━━━ DATA ENTRIES

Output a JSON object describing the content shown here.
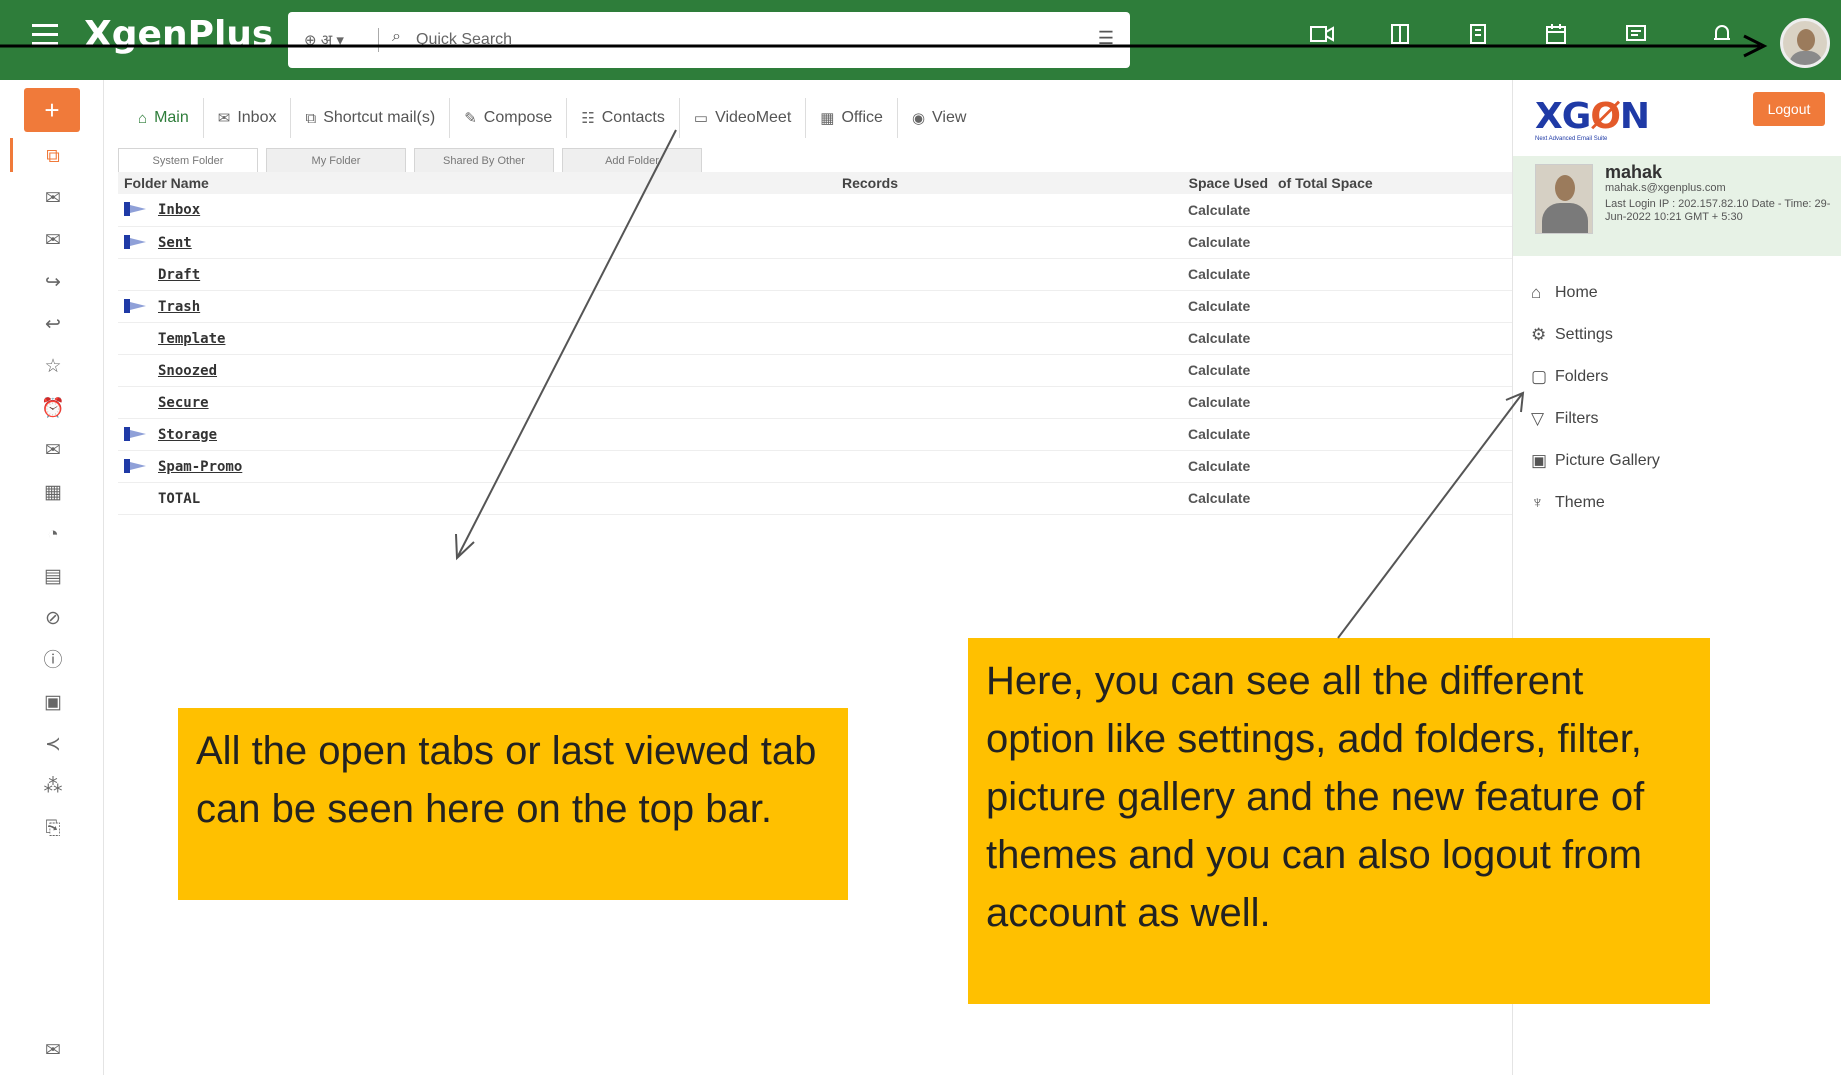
{
  "topbar": {
    "logo": "XgenPlus",
    "search_lang": "⊕ अ ▾",
    "search_placeholder": "Quick Search"
  },
  "tabs": [
    {
      "icon": "⌂",
      "label": "Main"
    },
    {
      "icon": "✉",
      "label": "Inbox"
    },
    {
      "icon": "⧉",
      "label": "Shortcut mail(s)"
    },
    {
      "icon": "✎",
      "label": "Compose"
    },
    {
      "icon": "☷",
      "label": "Contacts"
    },
    {
      "icon": "▭",
      "label": "VideoMeet"
    },
    {
      "icon": "▦",
      "label": "Office"
    },
    {
      "icon": "◉",
      "label": "View"
    }
  ],
  "subtabs": [
    "System Folder",
    "My Folder",
    "Shared By Other",
    "Add Folder"
  ],
  "table": {
    "headers": {
      "name": "Folder Name",
      "records": "Records",
      "space_used": "Space Used",
      "of_total": "of Total Space"
    },
    "rows": [
      {
        "name": "Inbox",
        "space": "Calculate"
      },
      {
        "name": "Sent",
        "space": "Calculate"
      },
      {
        "name": "Draft",
        "space": "Calculate"
      },
      {
        "name": "Trash",
        "space": "Calculate"
      },
      {
        "name": "Template",
        "space": "Calculate"
      },
      {
        "name": "Snoozed",
        "space": "Calculate"
      },
      {
        "name": "Secure",
        "space": "Calculate"
      },
      {
        "name": "Storage",
        "space": "Calculate"
      },
      {
        "name": "Spam-Promo",
        "space": "Calculate"
      },
      {
        "name": "TOTAL",
        "space": "Calculate"
      }
    ]
  },
  "rightpanel": {
    "logo_main": "XG",
    "logo_o": "Ø",
    "logo_end": "N",
    "logo_tag": "Next Advanced Email Suite",
    "logout": "Logout",
    "user": {
      "name": "mahak",
      "email": "mahak.s@xgenplus.com",
      "login_info": "Last Login IP : 202.157.82.10 Date - Time: 29-Jun-2022 10:21 GMT + 5:30"
    },
    "menu": [
      {
        "icon": "⌂",
        "label": "Home"
      },
      {
        "icon": "⚙",
        "label": "Settings"
      },
      {
        "icon": "▢",
        "label": "Folders"
      },
      {
        "icon": "▽",
        "label": "Filters"
      },
      {
        "icon": "▣",
        "label": "Picture Gallery"
      },
      {
        "icon": "♆",
        "label": "Theme"
      }
    ]
  },
  "callouts": {
    "left": "All the open tabs or last viewed tab can be seen here on the top bar.",
    "right": "Here, you can see all the different option like settings, add folders, filter, picture gallery and the new feature of themes and you can also logout from account as well."
  },
  "colors": {
    "topbar": "#2e7d3a",
    "accent": "#f07a3a",
    "callout": "#ffc000",
    "profile_bg": "#e7f2e6"
  }
}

━━━━━━

WHAT IS ASKED: Repeat the records above exactly, leaving out the pictures.

FINISHED TASK:
Output a JSON object describing the content shown here.
{
  "topbar": {
    "logo": "XgenPlus",
    "search_lang": "⊕ अ ▾",
    "search_placeholder": "Quick Search"
  },
  "tabs": [
    {
      "icon": "⌂",
      "label": "Main"
    },
    {
      "icon": "✉",
      "label": "Inbox"
    },
    {
      "icon": "⧉",
      "label": "Shortcut mail(s)"
    },
    {
      "icon": "✎",
      "label": "Compose"
    },
    {
      "icon": "☷",
      "label": "Contacts"
    },
    {
      "icon": "▭",
      "label": "VideoMeet"
    },
    {
      "icon": "▦",
      "label": "Office"
    },
    {
      "icon": "◉",
      "label": "View"
    }
  ],
  "subtabs": [
    "System Folder",
    "My Folder",
    "Shared By Other",
    "Add Folder"
  ],
  "table": {
    "headers": {
      "name": "Folder Name",
      "records": "Records",
      "space_used": "Space Used",
      "of_total": "of Total Space"
    },
    "rows": [
      {
        "name": "Inbox",
        "space": "Calculate"
      },
      {
        "name": "Sent",
        "space": "Calculate"
      },
      {
        "name": "Draft",
        "space": "Calculate"
      },
      {
        "name": "Trash",
        "space": "Calculate"
      },
      {
        "name": "Template",
        "space": "Calculate"
      },
      {
        "name": "Snoozed",
        "space": "Calculate"
      },
      {
        "name": "Secure",
        "space": "Calculate"
      },
      {
        "name": "Storage",
        "space": "Calculate"
      },
      {
        "name": "Spam-Promo",
        "space": "Calculate"
      },
      {
        "name": "TOTAL",
        "space": "Calculate"
      }
    ]
  },
  "rightpanel": {
    "logo_main": "XG",
    "logo_o": "Ø",
    "logo_end": "N",
    "logo_tag": "Next Advanced Email Suite",
    "logout": "Logout",
    "user": {
      "name": "mahak",
      "email": "mahak.s@xgenplus.com",
      "login_info": "Last Login IP : 202.157.82.10 Date - Time: 29-Jun-2022 10:21 GMT + 5:30"
    },
    "menu": [
      {
        "icon": "⌂",
        "label": "Home"
      },
      {
        "icon": "⚙",
        "label": "Settings"
      },
      {
        "icon": "▢",
        "label": "Folders"
      },
      {
        "icon": "▽",
        "label": "Filters"
      },
      {
        "icon": "▣",
        "label": "Picture Gallery"
      },
      {
        "icon": "♆",
        "label": "Theme"
      }
    ]
  },
  "callouts": {
    "left": "All the open tabs or last viewed tab can be seen here on the top bar.",
    "right": "Here, you can see all the different option like settings, add folders, filter, picture gallery and the new feature of themes and you can also logout from account as well."
  },
  "colors": {
    "topbar": "#2e7d3a",
    "accent": "#f07a3a",
    "callout": "#ffc000",
    "profile_bg": "#e7f2e6"
  }
}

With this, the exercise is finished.